(Information supplied)
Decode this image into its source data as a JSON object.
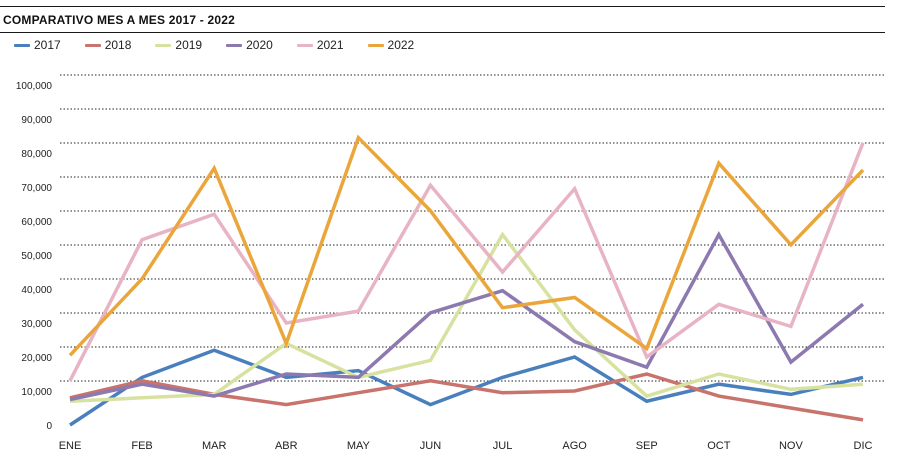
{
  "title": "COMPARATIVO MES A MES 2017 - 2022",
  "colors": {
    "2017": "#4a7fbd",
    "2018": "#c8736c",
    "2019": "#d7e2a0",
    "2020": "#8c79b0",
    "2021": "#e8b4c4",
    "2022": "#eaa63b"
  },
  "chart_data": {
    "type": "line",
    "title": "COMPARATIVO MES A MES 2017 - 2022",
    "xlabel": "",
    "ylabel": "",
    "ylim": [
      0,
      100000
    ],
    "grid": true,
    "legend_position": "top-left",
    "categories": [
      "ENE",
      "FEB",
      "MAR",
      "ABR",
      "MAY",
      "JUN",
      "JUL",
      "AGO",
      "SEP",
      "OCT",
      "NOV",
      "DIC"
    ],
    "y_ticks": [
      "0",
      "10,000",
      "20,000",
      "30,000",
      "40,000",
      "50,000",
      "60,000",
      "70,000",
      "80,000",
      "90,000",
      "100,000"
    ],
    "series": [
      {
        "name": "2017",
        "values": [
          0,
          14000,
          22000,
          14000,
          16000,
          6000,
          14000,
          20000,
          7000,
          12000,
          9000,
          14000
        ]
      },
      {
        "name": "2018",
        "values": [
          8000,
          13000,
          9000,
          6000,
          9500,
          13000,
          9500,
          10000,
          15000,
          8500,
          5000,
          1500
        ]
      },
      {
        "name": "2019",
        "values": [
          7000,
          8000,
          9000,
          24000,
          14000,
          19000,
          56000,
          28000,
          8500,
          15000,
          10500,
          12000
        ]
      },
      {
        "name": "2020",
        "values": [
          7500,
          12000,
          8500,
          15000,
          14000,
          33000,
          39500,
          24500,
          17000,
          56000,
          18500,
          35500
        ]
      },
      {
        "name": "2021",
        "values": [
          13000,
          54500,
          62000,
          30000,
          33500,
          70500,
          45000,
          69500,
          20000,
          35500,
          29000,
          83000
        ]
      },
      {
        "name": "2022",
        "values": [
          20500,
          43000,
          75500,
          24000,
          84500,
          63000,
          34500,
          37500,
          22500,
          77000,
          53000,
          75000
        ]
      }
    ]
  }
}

...

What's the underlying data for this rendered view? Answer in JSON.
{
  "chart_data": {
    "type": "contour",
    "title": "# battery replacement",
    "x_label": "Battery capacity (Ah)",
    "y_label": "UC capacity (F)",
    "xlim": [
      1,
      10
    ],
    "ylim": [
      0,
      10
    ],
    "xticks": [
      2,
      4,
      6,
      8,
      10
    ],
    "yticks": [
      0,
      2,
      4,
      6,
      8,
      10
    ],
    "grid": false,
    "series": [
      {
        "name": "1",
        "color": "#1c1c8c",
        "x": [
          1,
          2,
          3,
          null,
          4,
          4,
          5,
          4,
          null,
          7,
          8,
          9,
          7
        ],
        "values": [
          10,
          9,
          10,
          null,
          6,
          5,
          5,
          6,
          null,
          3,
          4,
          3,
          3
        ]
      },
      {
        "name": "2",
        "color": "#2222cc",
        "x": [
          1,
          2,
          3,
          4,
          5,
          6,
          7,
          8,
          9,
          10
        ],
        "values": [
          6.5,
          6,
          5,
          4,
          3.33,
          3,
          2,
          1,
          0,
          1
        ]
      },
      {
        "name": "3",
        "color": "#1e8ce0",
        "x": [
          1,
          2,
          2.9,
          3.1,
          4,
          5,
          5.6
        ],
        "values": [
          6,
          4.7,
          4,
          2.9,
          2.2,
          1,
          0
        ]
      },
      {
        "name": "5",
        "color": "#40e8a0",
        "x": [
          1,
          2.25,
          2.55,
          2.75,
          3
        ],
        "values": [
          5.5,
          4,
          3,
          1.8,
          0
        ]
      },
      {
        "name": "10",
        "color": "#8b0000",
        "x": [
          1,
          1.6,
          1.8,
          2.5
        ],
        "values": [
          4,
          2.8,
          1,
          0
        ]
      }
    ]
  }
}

* * *

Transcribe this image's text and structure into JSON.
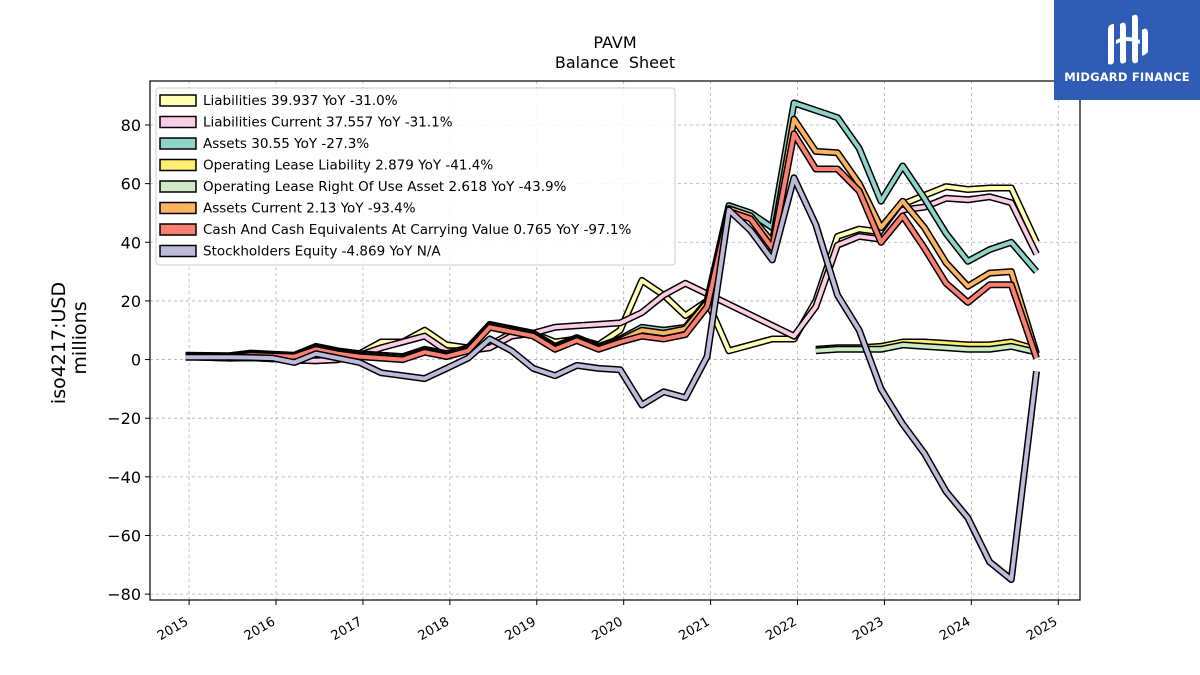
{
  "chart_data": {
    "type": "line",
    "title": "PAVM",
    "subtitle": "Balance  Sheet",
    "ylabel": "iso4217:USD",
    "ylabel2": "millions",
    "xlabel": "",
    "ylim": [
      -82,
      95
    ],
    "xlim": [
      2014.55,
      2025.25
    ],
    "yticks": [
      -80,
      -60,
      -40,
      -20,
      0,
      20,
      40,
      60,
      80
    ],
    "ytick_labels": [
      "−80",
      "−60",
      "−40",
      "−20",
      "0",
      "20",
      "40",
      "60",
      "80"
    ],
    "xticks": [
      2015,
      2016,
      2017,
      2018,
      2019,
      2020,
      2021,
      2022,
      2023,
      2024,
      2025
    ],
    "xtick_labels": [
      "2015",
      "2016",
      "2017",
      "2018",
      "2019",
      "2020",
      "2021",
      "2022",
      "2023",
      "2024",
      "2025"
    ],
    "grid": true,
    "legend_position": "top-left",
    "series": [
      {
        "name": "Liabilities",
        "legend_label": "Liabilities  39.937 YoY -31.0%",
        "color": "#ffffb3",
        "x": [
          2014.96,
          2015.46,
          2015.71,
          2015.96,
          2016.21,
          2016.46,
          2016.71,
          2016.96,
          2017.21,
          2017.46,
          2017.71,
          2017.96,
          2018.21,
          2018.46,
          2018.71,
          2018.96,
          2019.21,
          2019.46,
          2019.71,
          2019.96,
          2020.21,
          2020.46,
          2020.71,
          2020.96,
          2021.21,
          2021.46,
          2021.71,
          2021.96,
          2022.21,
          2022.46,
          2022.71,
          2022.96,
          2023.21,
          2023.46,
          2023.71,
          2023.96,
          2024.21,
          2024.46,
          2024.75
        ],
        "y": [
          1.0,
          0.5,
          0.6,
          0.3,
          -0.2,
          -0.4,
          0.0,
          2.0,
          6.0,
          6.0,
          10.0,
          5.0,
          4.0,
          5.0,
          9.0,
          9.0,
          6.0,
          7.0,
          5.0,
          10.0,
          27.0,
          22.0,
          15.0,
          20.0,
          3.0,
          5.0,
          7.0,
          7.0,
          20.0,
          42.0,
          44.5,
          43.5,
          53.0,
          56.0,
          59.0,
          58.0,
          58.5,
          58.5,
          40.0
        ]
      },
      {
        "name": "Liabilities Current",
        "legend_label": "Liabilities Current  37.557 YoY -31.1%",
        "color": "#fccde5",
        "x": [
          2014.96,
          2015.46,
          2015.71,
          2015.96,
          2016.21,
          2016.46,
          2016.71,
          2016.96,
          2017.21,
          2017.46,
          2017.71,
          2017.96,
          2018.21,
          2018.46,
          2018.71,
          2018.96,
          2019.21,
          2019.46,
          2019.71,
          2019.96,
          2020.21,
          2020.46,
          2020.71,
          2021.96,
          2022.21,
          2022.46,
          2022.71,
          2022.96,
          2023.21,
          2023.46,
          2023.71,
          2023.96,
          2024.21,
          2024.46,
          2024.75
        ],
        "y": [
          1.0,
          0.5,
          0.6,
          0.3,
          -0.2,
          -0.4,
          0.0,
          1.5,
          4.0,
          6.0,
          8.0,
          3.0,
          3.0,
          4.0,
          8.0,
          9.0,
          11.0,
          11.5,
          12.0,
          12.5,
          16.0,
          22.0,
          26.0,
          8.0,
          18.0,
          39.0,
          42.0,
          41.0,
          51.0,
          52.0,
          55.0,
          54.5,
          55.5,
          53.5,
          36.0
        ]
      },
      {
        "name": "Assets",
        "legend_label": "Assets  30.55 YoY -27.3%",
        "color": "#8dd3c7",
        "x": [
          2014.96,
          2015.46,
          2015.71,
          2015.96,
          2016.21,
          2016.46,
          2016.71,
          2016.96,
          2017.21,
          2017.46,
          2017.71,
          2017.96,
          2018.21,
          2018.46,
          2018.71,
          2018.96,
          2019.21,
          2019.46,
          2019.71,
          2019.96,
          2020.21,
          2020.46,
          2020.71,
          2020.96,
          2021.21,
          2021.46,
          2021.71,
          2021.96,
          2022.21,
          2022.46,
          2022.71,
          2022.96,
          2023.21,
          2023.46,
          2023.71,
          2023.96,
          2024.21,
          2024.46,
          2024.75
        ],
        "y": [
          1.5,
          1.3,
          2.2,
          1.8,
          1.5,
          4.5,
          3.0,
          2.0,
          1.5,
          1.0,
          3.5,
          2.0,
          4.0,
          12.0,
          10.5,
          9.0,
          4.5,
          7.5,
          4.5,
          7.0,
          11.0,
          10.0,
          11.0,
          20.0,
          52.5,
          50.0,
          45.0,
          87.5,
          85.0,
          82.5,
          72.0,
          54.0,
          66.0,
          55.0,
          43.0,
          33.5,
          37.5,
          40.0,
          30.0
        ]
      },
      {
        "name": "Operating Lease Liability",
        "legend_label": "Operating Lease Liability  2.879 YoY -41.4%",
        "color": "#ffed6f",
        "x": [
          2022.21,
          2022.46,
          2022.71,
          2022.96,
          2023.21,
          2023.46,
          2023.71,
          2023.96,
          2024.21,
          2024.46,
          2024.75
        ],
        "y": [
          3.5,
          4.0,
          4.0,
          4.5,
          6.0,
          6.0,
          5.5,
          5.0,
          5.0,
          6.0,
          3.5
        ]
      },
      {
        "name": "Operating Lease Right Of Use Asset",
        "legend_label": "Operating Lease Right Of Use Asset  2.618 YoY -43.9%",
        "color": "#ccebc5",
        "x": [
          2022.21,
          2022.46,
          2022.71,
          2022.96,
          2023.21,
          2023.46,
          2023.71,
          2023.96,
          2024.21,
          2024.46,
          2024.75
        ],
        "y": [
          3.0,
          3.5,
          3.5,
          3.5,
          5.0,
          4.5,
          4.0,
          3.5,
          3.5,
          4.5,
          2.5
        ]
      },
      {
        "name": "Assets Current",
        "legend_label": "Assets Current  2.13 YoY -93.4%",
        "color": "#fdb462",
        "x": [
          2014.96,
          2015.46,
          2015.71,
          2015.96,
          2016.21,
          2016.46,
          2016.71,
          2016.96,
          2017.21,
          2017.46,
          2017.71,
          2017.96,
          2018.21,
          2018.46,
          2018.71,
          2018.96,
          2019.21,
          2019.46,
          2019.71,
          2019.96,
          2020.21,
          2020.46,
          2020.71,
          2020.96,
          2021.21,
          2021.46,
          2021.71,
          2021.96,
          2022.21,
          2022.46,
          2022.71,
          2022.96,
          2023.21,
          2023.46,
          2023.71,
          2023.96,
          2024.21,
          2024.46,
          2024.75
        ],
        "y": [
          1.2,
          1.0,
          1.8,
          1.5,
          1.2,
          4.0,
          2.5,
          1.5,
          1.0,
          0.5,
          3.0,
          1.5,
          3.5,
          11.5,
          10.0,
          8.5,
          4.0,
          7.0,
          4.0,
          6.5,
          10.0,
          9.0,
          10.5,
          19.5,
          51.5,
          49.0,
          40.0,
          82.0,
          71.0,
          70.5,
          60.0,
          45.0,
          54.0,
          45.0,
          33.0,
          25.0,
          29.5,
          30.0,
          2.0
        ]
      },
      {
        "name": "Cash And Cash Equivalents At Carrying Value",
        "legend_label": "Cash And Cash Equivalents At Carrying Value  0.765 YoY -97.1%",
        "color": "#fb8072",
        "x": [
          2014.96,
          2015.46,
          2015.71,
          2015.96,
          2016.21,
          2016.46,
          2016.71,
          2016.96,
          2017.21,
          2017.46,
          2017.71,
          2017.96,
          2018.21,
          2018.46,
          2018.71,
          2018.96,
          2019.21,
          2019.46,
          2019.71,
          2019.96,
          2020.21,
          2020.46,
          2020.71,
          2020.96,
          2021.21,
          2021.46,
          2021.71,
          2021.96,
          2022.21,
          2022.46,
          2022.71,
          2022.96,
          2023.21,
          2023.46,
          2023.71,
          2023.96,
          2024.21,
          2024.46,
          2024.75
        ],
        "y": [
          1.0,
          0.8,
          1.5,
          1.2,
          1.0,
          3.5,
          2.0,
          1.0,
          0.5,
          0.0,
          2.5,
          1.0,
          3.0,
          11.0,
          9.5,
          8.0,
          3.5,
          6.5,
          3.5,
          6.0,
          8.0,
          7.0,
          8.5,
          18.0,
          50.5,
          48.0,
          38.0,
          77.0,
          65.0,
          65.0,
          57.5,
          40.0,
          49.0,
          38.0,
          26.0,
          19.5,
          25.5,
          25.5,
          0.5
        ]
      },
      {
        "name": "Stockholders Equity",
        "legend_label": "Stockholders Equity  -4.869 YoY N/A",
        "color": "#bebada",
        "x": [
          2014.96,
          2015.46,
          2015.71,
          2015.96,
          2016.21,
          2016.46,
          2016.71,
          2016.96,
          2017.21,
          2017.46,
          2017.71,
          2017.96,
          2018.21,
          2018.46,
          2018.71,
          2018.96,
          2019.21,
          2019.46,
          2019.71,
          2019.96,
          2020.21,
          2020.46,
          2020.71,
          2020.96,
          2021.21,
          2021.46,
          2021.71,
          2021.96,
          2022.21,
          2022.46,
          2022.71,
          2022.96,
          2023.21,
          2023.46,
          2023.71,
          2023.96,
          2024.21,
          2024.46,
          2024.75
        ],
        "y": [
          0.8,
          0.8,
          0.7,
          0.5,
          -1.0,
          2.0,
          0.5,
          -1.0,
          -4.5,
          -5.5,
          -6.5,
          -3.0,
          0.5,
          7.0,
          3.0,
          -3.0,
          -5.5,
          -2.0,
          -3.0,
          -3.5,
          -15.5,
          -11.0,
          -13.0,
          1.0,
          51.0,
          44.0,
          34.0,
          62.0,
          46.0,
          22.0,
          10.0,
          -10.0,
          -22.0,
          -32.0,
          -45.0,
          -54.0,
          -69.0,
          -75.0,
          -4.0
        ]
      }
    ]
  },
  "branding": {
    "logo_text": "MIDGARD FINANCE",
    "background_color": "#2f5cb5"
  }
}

(To do) How many lines in these entries contain the string "into"? State the number and nothing more.

(Result of this exercise) 2